--- Your objective ---
Search the data for the word "Noise" and copy every line where it occurs.

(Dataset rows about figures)
● ● ● ●
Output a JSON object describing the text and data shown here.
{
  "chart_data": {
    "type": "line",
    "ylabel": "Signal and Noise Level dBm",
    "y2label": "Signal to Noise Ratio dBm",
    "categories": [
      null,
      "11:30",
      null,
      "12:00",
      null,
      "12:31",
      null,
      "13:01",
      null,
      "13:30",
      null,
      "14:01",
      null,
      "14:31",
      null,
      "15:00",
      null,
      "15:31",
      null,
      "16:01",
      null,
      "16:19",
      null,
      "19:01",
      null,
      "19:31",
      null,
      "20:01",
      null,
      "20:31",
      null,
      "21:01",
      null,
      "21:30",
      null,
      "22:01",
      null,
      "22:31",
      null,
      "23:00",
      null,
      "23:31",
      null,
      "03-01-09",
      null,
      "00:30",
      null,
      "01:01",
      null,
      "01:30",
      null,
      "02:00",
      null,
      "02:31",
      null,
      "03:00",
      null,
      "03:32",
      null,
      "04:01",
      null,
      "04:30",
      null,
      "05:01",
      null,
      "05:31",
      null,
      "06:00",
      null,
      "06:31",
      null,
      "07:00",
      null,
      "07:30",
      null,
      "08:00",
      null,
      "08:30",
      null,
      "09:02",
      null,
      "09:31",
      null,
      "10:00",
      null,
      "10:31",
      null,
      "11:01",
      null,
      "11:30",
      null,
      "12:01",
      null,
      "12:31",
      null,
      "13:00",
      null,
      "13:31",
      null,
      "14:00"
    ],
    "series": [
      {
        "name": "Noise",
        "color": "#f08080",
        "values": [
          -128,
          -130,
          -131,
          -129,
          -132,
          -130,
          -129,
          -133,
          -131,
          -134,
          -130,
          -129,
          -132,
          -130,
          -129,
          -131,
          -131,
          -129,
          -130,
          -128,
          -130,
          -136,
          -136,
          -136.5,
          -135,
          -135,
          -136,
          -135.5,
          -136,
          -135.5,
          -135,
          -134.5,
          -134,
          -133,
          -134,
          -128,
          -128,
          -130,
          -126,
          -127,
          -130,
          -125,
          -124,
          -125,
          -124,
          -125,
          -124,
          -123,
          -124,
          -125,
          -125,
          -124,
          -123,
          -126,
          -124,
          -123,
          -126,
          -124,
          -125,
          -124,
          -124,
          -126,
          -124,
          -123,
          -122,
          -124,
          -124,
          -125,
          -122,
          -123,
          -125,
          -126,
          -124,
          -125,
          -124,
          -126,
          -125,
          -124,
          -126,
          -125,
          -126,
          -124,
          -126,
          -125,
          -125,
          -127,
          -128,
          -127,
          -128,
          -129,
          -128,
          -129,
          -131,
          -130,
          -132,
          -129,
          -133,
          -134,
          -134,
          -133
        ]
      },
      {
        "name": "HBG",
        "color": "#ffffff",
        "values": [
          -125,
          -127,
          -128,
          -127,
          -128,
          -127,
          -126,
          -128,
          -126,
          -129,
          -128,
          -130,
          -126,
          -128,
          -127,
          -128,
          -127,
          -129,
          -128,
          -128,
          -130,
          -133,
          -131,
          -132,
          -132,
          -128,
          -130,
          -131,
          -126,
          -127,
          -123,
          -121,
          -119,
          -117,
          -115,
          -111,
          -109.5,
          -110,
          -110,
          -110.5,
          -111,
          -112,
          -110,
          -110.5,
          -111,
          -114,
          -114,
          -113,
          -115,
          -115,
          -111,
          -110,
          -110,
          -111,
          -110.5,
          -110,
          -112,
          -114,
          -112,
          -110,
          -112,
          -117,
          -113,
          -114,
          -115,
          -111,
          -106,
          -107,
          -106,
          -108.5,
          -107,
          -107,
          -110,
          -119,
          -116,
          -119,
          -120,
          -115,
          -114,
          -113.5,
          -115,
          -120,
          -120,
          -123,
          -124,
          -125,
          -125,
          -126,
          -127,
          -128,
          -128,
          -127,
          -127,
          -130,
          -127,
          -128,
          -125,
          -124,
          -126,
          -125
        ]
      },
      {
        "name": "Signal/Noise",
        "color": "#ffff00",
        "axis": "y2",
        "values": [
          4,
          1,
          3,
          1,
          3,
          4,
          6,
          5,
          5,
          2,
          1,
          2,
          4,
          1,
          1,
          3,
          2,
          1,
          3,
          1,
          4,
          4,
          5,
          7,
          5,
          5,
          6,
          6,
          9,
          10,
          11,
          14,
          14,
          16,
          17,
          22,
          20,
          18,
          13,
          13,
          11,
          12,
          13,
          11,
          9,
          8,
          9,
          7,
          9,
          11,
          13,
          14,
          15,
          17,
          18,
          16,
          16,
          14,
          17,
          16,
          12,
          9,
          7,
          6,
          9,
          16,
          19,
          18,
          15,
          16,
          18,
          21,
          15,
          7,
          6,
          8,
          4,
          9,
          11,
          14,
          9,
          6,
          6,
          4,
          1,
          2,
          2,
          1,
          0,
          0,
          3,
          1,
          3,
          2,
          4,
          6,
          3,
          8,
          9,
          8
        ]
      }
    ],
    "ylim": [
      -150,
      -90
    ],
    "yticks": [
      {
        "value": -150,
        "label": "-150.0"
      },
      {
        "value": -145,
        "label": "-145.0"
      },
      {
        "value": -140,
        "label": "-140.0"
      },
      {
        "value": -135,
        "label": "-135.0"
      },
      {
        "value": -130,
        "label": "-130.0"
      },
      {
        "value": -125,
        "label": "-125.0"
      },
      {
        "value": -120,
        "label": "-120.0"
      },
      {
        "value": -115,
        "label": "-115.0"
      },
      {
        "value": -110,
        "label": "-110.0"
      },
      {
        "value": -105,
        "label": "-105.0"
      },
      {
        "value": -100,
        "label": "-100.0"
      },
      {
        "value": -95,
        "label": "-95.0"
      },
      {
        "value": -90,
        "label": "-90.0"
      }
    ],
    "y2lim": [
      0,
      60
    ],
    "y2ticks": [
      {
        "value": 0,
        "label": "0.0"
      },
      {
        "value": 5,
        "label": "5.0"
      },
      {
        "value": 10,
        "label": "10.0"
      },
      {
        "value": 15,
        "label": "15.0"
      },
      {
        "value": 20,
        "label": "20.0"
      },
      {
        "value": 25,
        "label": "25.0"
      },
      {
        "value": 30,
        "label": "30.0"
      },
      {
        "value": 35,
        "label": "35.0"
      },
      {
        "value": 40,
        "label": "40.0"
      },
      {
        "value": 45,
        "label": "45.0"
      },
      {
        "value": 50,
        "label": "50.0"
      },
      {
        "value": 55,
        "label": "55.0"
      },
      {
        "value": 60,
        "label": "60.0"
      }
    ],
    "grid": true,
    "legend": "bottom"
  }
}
● ● ● ●
--- The reply ---
    "ylabel": "Signal and Noise Level dBm",
    "y2label": "Signal to Noise Ratio dBm",
        "name": "Noise",
        "name": "Signal/Noise",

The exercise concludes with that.